▶ Task data
◆ ◆ ◆ ◆ ◆ ◆ ◆
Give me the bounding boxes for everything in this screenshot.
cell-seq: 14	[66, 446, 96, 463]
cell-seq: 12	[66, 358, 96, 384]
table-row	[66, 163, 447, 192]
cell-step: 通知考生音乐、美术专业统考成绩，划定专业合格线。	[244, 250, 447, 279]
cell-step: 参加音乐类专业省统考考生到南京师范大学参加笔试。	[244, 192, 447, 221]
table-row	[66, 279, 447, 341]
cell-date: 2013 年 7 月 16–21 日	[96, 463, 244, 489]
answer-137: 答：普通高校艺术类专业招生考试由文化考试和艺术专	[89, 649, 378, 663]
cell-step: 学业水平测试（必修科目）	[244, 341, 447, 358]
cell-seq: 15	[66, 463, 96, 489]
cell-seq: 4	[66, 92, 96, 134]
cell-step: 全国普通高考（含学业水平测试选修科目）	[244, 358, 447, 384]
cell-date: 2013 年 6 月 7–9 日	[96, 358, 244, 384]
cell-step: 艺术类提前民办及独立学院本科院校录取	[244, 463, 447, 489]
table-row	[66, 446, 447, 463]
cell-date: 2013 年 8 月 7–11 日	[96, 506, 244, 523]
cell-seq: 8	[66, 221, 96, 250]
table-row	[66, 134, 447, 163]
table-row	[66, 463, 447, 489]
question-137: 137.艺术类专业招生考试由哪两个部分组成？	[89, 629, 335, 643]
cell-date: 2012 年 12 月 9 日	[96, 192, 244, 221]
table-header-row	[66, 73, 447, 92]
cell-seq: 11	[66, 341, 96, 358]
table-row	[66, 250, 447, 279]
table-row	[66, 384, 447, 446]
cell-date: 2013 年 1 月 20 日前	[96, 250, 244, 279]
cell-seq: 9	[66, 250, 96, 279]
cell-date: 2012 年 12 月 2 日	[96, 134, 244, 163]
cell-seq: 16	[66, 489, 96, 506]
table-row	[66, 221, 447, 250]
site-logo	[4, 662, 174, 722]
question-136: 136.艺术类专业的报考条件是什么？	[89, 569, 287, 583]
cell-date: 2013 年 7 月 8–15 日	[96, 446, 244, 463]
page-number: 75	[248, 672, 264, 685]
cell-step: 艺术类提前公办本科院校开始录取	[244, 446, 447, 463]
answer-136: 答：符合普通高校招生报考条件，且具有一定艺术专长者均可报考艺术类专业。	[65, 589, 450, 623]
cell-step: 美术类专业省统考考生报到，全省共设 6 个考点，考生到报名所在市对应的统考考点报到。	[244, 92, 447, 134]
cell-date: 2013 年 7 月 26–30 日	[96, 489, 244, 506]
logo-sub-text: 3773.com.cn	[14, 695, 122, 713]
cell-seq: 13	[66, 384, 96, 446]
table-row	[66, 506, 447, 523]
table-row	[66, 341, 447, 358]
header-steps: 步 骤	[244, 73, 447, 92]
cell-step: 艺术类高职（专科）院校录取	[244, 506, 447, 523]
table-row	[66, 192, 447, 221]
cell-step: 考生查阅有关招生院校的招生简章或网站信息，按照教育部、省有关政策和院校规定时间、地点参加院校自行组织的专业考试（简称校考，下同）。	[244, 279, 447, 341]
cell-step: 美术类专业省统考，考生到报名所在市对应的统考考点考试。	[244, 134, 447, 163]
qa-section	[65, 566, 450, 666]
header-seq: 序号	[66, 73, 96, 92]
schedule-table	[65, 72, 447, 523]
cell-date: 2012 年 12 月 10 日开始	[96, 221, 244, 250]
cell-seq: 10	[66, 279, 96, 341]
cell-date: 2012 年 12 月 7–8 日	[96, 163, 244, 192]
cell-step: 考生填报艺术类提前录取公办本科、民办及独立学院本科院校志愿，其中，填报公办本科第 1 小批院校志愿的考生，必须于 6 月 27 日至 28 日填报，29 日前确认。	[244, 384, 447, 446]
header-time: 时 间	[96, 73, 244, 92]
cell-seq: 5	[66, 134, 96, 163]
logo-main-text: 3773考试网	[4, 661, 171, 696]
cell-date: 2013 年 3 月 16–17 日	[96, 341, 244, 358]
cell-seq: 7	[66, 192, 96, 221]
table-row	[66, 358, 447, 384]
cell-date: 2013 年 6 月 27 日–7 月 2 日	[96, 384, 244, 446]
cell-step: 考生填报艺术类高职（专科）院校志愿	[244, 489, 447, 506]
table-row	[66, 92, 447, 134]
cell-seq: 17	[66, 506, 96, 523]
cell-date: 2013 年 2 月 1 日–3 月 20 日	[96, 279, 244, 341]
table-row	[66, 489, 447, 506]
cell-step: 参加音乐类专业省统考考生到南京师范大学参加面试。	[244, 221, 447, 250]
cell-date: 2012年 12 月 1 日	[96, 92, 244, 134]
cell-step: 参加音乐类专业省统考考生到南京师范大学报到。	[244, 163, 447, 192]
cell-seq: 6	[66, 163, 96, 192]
◆ ◆ ◆ ◆ ◆ ◆ ◆
▶ Written exercise
Reproduce the entries above word for word, from the very first line through the line that contains "cell-date: 2013 年 6 月 7–9", with both of those lines included.

▶ Task response
Give me the bounding boxes for everything in this screenshot.
cell-seq: 14	[66, 446, 96, 463]
cell-seq: 12	[66, 358, 96, 384]
table-row	[66, 163, 447, 192]
cell-step: 通知考生音乐、美术专业统考成绩，划定专业合格线。	[244, 250, 447, 279]
cell-step: 参加音乐类专业省统考考生到南京师范大学参加笔试。	[244, 192, 447, 221]
table-row	[66, 279, 447, 341]
cell-date: 2013 年 7 月 16–21 日	[96, 463, 244, 489]
answer-137: 答：普通高校艺术类专业招生考试由文化考试和艺术专	[89, 649, 378, 663]
cell-step: 学业水平测试（必修科目）	[244, 341, 447, 358]
cell-seq: 15	[66, 463, 96, 489]
cell-seq: 4	[66, 92, 96, 134]
cell-step: 全国普通高考（含学业水平测试选修科目）	[244, 358, 447, 384]
cell-date: 2013 年 6 月 7–9 日	[96, 358, 244, 384]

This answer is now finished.